Experiments by applicant have shown that it makes sense to take up the sheets in a first segment of the device after transverse separation and to deliver them to a grouping table in a controlled manner and without smearing. This first segment of the device is termed delivery area, or DA for brevity. Guide means are provided in this area that are not mobile and merely serve to reliably deliver the loose sheets. To achieve safe uptake of the sheets for further processing it is necessary to deflect the transport means to different locations in order to cope with the different format lengths. For this purpose a deflector unit is provided that is mobile in the processing direction of the device. This deflector unit forms the beginning of the subsequent area, the conveying area, or CA for short, that is characterized by the presence of transport means. It is also necessary to reproduce the shift in the subsequent segment of the device, the so-called grouping segment, by providing a further corresponding deflector unit on each grouping table.

For this reason, it is a second object of the invention to provide a grouping device for processing sheets of different weight and formats as well as in any desired group size. For this purpose adjustments or settings of the device are necessary that are simple and that can be implemented without personnel action.

These objects are solved according to the invention by a device according to claim 1. Preferred embodiments are subject of claims 2 to 10.

Accordingly, the present invention provides for a device for grouping sheets, or for collating, that is composed of two segments: a delivery table and one or more grouping tables. Only one grouping table is present in a single grouping device; however, the embodiment of a multiplex grouping device with two grouping tables is preferred.

After passing the transverse or cross-cutting separator the individual sheets are delivered stepwise to a transport means, preferably in the form of mobile endless belts. The delivery position depends on the sheet length. For adjusting such length the conveying means for moving the transport means must be mobile. The sheets are located throughout the complete length of the delivery table and are encased by a stationary static guide means. In line with the invention, stationary belts are preferred as static guide means that are provided as pairs and determine the path of the sheets in the device. A device according to the invention has a delivery table having two symmetrically arranged transport means, the sheets being gathered at the axis of symmetry between the synchronously running transport means. The length of the transport and guide means does not change when the deflector unit is adjusted. The length adjustment of the delivery area is achieved by moving the deflector unit. Depending on the distance the deflector unit is moved in the direction towards the end of the delivery table, a correspondingly longer format can be accommodated, and the conveyance area can be shortened. Importantly, both transport means should operate synchronously and be of the same length, in other words have the same position. For achieving this end, the deflector means for both symmetric transport means are arranged together in one mobile and movable deflector unit. In this manner, adjustments of the length of the transport means can only be effected at the same time for both transport means.

Next, the sheets leave the delivery table and—in the case of the embodiment of a double grouping device—reach a switch gate that allocates the desired number of sheets to the corresponding grouping table. Once the specific number of sheets reaches the selected grouping table the gate switches over and serves the other grouping table. It is understood that the counting of the sheets and the switching of the gate are actions requiring a control. Such control comprises sheet delivery, counting of the desired number of sheets, and switching of the gate after the desired number of sheets has passed by. However, such control devices are known to the skilled person and do not require further illustration.

COLLECTED MATERIAL |
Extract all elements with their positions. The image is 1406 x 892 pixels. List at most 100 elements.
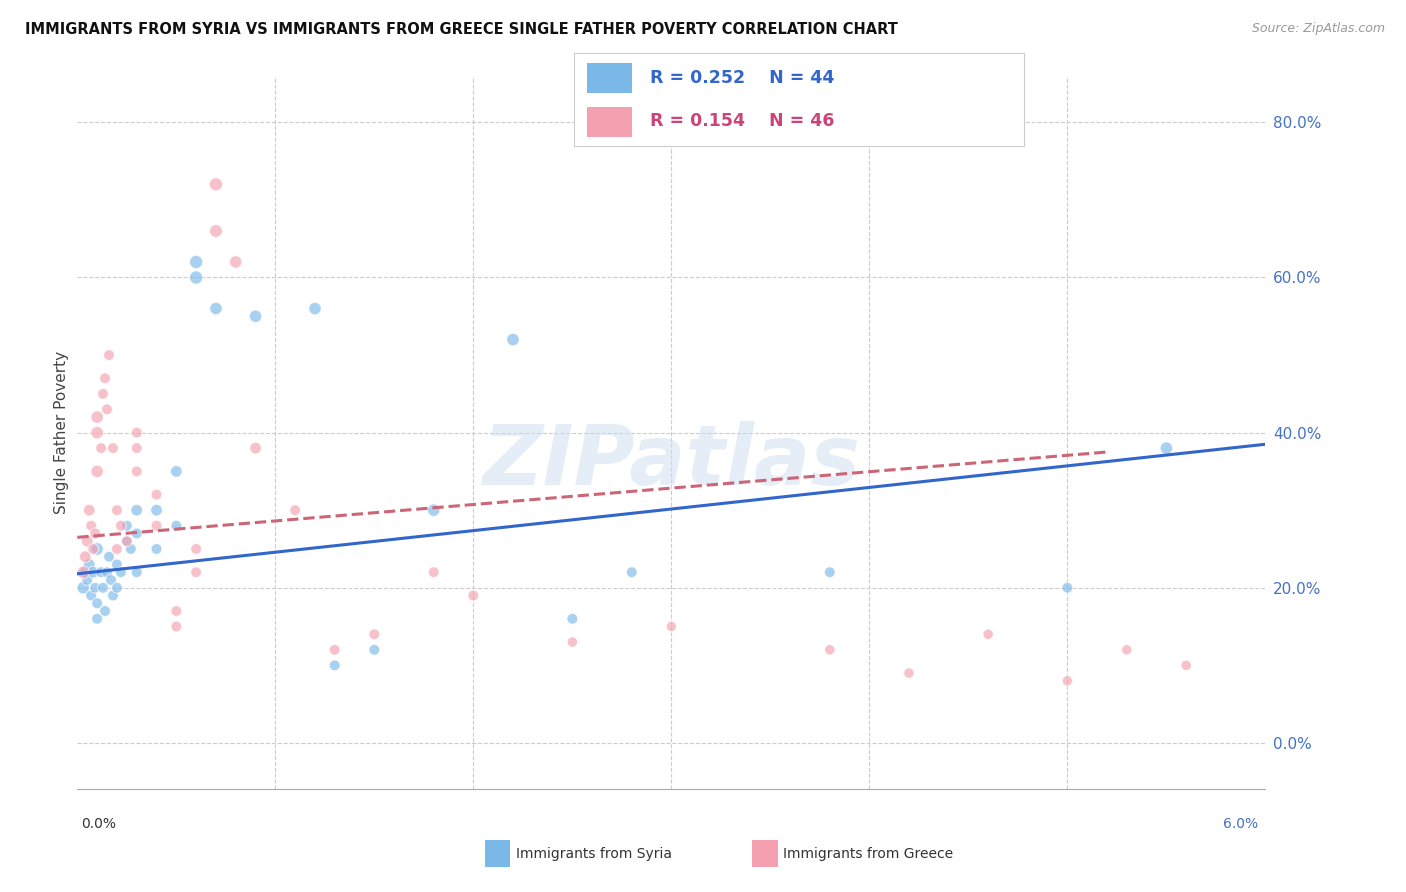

BRIEF A |
Decide whether each statement below agrees with the sheet-grouping passage. For each, answer yes or no and quote the words of the passage that settle it.
(i) The guide means in the delivery area are mobile.
(ii) A multiplex grouping device with two grouping tables is the preferred embodiment.
(iii) Moving the deflector unit changes the length of the transport and guide means.
BRIEF B |
Print the part of the sheet-grouping passage from "For this reason, it" up to and including "tables is preferred.".

FULL SOLUTION A |
(i) No: "Guide means are provided in this area that are not mobile and merely serve to reliably deliver the loose sheets."
(ii) Yes: "however, the embodiment of a multiplex grouping device with two grouping tables is preferred."
(iii) No: "The length of the transport and guide means does not change when the deflector unit is adjusted."

FULL SOLUTION B |
For this reason, it is a second object of the invention to provide a grouping device for processing sheets of different weight and formats as well as in any desired group size. For this purpose adjustments or settings of the device are necessary that are simple and that can be implemented without personnel action.

These objects are solved according to the invention by a device according to claim 1. Preferred embodiments are subject of claims 2 to 10.

Accordingly, the present invention provides for a device for grouping sheets, or for collating, that is composed of two segments: a delivery table and one or more grouping tables. Only one grouping table is present in a single grouping device; however, the embodiment of a multiplex grouping device with two grouping tables is preferred.